** Information supplied **
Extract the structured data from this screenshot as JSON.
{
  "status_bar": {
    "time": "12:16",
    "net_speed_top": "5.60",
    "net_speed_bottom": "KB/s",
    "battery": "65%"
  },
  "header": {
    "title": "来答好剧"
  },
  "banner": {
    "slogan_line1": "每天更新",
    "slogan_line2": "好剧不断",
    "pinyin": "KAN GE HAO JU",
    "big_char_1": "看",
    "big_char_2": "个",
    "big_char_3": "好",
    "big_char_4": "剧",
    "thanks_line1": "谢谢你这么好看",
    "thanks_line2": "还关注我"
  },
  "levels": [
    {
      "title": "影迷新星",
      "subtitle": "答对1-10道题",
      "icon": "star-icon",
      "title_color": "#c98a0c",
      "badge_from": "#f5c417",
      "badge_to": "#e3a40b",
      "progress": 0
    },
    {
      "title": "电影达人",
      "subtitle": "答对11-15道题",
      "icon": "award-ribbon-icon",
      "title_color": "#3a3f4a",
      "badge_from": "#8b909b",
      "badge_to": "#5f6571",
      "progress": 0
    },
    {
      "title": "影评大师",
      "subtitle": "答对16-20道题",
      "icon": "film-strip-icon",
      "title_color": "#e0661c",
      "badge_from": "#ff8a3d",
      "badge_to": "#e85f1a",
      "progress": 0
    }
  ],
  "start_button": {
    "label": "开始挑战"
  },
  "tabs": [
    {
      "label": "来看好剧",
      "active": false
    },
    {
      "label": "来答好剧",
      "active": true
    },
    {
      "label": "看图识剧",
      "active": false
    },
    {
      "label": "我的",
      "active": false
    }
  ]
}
...
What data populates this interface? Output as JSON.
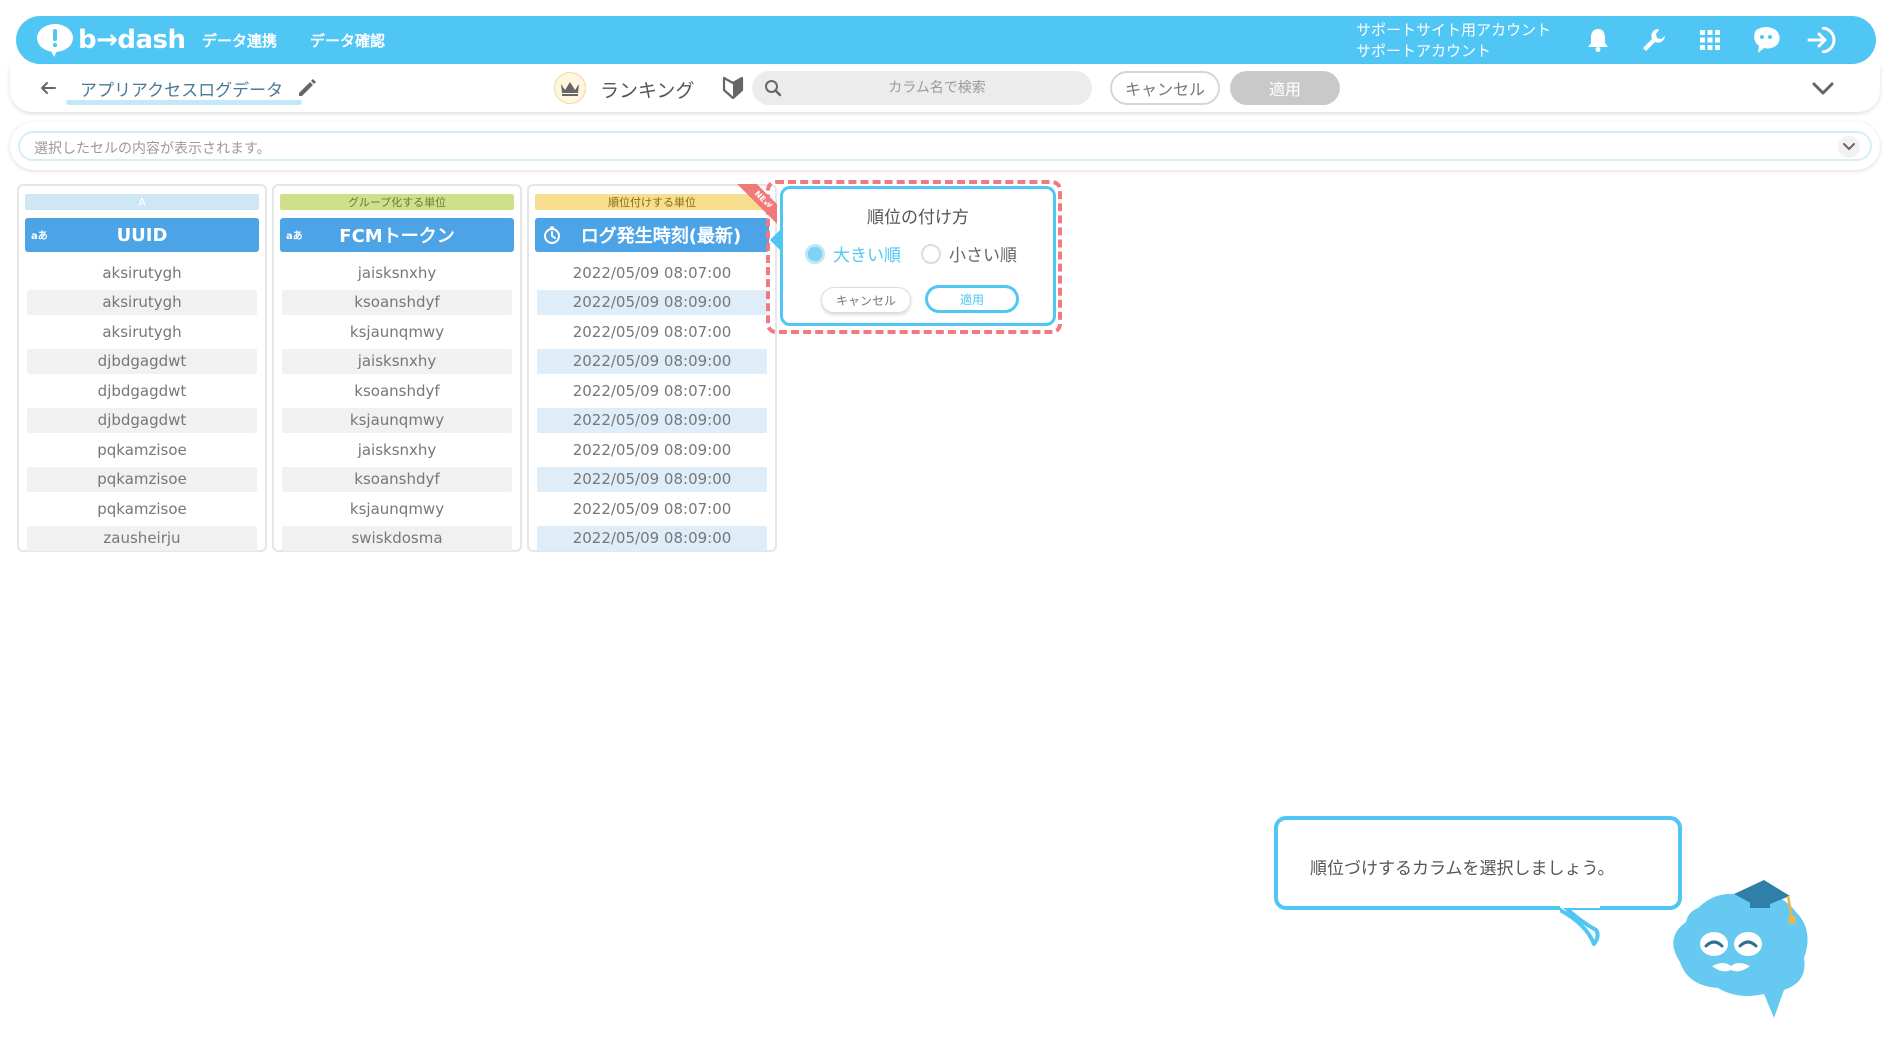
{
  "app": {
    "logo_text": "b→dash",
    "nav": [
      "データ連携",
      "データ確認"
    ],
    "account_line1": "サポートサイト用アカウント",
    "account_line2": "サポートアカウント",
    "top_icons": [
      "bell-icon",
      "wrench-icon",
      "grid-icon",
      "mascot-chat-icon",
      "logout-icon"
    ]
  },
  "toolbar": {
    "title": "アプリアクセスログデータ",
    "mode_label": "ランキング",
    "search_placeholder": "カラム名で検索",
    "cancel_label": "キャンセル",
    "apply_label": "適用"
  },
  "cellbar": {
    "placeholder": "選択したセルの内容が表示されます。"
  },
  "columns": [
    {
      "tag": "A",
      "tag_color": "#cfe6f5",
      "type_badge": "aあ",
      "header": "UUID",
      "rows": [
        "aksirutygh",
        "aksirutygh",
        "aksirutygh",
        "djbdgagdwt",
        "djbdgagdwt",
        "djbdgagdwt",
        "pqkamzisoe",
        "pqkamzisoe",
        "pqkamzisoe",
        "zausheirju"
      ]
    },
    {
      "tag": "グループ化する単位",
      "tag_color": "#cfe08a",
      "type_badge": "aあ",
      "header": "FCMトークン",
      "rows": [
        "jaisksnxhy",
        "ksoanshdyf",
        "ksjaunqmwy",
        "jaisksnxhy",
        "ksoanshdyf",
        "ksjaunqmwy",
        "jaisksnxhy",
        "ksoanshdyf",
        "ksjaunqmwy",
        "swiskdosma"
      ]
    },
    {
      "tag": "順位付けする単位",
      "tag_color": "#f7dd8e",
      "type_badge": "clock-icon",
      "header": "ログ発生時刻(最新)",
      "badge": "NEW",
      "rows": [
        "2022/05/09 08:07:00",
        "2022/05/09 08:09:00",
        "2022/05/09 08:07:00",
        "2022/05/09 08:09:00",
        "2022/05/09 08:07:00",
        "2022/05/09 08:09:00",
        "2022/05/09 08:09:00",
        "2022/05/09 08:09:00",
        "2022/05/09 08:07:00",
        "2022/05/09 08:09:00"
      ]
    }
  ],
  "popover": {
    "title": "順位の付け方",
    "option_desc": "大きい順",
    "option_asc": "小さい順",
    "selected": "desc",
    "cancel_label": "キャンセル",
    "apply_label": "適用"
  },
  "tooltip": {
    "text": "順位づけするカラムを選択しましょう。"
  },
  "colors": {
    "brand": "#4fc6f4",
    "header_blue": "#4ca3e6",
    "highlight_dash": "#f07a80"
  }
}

** Do this **
Give the number of lines in the material above that have the word "data" in them, and nothing more.

** Result of the task **
2